> _RECORDS TO USE_:
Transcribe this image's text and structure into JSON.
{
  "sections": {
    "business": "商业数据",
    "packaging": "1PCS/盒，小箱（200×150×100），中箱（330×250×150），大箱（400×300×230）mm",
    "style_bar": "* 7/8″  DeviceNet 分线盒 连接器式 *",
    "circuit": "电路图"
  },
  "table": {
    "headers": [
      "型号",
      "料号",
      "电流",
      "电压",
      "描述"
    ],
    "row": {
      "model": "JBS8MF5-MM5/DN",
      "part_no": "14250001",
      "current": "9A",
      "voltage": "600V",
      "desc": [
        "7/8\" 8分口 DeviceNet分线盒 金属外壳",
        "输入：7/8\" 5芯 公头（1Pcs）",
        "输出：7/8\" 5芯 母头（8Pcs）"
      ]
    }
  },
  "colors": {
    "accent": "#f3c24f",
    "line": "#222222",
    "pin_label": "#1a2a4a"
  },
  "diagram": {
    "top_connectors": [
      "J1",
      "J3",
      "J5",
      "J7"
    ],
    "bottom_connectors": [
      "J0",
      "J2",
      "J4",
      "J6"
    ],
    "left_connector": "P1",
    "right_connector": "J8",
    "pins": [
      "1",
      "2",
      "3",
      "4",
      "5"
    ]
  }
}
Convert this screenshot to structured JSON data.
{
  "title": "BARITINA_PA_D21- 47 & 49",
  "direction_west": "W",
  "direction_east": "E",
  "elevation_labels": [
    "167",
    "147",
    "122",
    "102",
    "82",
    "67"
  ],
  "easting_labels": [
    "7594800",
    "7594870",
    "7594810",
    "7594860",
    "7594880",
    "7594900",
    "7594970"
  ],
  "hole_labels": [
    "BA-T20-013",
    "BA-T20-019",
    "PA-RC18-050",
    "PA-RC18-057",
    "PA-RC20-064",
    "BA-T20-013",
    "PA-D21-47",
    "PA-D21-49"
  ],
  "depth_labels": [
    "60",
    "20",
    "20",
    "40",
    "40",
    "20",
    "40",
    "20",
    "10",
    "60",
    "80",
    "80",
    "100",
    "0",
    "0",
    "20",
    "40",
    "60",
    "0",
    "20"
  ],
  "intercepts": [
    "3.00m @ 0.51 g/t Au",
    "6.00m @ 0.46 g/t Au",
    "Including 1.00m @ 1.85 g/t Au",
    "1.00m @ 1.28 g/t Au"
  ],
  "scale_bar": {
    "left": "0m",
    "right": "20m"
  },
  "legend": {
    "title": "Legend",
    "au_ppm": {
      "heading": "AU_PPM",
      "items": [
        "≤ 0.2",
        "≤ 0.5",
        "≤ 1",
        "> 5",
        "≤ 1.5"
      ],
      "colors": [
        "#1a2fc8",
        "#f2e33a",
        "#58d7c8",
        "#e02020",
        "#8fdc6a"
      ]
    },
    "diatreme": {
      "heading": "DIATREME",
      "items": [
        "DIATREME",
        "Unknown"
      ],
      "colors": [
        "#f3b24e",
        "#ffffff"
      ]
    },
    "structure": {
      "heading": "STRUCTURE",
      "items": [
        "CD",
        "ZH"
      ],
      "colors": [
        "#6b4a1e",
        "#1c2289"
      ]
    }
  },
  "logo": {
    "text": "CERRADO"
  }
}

> _YOUR INSTRUCTIONS_:
How many lines in these records hold the string "heading"? Reply with the number alone.

> _PROBLEM SOLUTION_:
3